>> start Data supplied

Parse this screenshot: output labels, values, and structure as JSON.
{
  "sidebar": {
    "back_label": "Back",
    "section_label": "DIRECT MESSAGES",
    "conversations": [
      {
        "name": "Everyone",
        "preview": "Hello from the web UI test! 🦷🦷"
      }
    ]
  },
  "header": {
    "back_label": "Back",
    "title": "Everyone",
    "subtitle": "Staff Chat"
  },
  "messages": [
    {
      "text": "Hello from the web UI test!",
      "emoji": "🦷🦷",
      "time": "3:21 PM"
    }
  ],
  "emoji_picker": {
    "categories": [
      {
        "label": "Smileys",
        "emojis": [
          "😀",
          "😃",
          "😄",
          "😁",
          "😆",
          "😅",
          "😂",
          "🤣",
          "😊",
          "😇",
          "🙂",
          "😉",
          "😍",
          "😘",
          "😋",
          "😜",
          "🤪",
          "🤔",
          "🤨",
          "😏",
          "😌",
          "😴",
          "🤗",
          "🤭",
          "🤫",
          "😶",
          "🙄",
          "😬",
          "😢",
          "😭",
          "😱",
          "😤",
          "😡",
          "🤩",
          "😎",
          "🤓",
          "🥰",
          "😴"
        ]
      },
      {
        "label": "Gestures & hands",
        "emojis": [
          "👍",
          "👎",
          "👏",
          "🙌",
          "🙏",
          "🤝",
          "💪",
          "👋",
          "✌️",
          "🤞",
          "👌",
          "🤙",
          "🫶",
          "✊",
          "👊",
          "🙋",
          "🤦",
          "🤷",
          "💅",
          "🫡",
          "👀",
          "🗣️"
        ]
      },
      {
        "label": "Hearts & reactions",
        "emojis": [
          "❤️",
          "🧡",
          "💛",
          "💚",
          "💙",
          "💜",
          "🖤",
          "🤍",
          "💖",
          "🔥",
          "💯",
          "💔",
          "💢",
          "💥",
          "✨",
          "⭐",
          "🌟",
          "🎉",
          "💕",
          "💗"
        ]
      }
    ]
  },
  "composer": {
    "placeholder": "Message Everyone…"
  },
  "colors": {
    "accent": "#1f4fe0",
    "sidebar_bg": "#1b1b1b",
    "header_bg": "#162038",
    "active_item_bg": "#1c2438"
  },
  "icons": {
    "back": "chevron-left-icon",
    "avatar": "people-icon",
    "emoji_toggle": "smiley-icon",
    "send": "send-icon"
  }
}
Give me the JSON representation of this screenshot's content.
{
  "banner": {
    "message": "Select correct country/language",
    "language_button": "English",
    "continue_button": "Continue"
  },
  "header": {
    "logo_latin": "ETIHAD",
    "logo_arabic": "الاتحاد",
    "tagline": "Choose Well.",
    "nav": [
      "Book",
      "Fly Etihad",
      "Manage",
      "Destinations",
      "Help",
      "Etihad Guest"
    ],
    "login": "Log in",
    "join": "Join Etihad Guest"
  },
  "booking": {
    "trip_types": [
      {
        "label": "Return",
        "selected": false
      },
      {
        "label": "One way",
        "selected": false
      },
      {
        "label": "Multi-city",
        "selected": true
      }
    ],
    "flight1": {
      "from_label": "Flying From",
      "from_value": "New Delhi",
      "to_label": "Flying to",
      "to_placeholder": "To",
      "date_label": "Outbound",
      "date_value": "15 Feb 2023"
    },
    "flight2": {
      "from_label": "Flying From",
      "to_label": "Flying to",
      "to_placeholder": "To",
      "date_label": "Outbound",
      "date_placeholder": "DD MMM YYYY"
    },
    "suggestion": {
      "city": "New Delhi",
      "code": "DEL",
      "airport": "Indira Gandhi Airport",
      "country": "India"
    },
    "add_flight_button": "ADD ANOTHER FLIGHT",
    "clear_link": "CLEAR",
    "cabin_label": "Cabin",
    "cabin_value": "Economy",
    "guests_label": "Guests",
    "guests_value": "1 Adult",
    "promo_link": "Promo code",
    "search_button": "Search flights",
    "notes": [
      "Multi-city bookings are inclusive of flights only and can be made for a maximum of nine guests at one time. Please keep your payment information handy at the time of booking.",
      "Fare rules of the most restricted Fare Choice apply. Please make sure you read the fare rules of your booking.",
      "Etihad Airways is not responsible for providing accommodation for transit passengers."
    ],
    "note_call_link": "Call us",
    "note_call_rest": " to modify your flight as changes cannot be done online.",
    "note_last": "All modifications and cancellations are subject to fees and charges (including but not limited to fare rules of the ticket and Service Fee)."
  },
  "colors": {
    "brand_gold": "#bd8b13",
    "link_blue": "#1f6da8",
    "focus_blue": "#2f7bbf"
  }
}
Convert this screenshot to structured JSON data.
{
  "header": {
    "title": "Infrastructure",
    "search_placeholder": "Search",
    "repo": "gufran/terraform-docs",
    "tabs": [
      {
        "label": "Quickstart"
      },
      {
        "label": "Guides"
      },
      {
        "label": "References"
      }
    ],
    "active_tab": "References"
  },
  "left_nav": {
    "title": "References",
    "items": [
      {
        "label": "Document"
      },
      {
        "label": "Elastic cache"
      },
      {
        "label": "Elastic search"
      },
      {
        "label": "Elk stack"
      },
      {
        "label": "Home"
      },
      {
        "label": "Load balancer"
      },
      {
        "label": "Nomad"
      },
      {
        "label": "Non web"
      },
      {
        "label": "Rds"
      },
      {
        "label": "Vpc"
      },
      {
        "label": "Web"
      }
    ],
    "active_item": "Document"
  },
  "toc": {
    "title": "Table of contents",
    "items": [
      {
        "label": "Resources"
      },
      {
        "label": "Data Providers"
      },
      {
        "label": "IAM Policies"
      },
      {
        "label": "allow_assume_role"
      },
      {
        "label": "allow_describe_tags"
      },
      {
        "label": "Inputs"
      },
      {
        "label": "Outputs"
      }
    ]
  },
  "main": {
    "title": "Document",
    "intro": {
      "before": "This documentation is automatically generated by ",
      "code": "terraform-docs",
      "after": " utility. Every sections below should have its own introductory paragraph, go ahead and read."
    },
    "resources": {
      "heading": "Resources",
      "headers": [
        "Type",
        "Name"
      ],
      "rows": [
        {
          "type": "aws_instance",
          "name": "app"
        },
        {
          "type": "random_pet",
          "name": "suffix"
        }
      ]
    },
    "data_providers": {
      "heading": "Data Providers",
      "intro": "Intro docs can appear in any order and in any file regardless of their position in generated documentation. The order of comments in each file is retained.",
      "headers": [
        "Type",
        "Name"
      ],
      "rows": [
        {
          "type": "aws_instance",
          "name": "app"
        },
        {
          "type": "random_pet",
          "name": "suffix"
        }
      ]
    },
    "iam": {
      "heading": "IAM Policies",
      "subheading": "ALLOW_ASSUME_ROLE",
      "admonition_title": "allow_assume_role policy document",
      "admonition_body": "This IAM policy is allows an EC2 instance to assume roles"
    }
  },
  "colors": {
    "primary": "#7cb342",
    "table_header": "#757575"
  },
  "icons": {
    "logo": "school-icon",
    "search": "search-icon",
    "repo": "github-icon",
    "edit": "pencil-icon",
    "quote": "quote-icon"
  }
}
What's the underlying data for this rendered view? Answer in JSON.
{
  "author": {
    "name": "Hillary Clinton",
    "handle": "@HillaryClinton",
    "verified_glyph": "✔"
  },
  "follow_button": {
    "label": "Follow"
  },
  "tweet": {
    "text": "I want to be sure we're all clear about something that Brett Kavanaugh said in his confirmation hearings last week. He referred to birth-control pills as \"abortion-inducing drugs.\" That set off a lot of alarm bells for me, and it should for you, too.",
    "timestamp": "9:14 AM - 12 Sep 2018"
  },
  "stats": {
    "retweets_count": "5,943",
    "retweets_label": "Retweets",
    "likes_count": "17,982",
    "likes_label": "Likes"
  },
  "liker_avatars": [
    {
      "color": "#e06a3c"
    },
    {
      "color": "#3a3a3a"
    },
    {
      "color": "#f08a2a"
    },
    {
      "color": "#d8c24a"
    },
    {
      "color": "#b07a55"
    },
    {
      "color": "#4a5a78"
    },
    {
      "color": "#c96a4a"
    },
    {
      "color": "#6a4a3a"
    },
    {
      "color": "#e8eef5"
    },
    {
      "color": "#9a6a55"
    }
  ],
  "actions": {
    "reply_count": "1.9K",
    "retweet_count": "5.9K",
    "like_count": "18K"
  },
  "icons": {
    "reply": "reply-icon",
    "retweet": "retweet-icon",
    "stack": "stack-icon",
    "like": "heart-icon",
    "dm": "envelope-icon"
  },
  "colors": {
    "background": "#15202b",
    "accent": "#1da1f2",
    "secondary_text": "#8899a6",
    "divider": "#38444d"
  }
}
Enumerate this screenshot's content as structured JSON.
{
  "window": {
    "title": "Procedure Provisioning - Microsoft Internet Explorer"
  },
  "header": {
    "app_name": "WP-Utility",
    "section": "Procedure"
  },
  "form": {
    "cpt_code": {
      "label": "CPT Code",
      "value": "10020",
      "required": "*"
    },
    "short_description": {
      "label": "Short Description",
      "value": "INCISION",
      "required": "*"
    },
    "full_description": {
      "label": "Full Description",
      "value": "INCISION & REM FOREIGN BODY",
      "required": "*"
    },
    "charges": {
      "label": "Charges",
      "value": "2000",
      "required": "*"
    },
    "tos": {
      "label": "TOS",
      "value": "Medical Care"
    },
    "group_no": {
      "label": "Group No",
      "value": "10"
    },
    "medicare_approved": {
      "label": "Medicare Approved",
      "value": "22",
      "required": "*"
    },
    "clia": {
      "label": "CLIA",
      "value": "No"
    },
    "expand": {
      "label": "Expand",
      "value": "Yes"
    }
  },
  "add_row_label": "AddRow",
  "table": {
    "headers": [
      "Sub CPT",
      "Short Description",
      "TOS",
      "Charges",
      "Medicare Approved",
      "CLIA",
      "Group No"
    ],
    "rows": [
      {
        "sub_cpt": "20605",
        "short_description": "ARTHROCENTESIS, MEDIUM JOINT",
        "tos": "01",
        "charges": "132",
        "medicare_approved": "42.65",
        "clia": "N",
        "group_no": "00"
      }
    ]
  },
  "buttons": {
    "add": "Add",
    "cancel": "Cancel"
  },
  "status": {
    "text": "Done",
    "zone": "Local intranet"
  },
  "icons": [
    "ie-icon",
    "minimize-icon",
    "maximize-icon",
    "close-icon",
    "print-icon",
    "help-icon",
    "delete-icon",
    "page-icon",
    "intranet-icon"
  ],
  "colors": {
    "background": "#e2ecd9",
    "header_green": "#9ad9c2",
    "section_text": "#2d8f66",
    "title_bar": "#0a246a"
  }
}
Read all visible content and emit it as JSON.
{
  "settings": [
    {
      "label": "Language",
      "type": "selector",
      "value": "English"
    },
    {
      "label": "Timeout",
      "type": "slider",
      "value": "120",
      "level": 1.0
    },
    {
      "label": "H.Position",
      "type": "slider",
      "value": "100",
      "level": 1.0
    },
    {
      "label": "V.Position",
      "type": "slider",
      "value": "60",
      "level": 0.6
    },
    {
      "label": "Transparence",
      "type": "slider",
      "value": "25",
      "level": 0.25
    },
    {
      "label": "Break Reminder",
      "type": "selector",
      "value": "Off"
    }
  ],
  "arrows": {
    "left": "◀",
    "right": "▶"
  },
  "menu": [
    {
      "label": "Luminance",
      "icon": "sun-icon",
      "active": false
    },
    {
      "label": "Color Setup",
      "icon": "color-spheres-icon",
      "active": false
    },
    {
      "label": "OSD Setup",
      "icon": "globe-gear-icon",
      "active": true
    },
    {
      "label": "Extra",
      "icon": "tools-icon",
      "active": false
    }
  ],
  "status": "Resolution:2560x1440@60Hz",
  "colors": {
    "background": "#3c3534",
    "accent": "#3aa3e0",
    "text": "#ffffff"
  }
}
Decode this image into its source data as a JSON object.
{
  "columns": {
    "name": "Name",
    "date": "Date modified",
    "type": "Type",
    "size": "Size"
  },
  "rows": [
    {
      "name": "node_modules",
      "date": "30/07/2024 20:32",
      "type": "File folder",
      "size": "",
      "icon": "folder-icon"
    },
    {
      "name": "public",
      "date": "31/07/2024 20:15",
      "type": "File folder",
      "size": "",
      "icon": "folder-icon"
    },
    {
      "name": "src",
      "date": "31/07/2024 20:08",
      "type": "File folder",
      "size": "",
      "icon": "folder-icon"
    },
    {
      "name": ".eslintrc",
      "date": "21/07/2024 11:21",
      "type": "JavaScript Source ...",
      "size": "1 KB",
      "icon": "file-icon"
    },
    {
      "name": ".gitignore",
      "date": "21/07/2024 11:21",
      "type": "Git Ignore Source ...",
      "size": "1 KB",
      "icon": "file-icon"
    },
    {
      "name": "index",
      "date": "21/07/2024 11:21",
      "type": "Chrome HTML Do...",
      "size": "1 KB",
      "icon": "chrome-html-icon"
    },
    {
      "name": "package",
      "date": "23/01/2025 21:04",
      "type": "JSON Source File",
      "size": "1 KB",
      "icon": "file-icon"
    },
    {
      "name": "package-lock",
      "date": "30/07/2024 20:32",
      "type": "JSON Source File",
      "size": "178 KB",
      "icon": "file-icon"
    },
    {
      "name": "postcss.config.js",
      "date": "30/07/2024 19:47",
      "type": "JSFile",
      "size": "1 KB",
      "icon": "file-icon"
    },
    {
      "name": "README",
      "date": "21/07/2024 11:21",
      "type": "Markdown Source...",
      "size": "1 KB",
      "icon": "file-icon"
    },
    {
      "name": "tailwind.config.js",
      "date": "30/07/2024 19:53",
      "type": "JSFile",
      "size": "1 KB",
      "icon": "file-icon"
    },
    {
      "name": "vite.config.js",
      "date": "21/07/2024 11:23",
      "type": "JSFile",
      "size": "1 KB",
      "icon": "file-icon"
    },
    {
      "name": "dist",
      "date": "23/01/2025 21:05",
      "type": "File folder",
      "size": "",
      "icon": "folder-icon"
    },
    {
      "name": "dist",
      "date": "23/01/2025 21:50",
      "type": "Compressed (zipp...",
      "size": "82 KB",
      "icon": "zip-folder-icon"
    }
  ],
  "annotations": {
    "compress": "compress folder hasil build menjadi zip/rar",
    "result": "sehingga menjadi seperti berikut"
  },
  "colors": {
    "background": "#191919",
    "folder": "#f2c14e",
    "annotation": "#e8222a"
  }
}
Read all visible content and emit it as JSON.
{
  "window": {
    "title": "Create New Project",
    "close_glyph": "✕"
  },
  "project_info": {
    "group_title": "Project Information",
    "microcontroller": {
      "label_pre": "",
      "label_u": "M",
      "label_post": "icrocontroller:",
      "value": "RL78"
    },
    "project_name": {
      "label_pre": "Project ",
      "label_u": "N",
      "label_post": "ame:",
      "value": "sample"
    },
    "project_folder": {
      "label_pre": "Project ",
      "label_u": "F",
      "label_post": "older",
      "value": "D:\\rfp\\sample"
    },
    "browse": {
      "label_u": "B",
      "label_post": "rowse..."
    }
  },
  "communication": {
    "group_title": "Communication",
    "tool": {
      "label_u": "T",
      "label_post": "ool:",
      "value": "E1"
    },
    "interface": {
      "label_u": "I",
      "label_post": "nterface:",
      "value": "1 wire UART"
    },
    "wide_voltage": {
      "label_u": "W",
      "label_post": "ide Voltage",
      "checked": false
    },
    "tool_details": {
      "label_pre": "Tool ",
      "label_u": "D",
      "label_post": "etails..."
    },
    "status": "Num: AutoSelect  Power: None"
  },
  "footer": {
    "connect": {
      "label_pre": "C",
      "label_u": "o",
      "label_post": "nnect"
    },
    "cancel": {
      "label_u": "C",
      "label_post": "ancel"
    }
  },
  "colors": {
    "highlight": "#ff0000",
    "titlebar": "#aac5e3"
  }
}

>> end Data supplied

Pick out the lines that have the word "city". Copy them all.

        "label": "Multi-city",
      "city": "New Delhi",
      "Multi-city bookings are inclusive of flights only and can be made for a maximum of nine guests at one time. Please keep your payment information handy at the time of booking.",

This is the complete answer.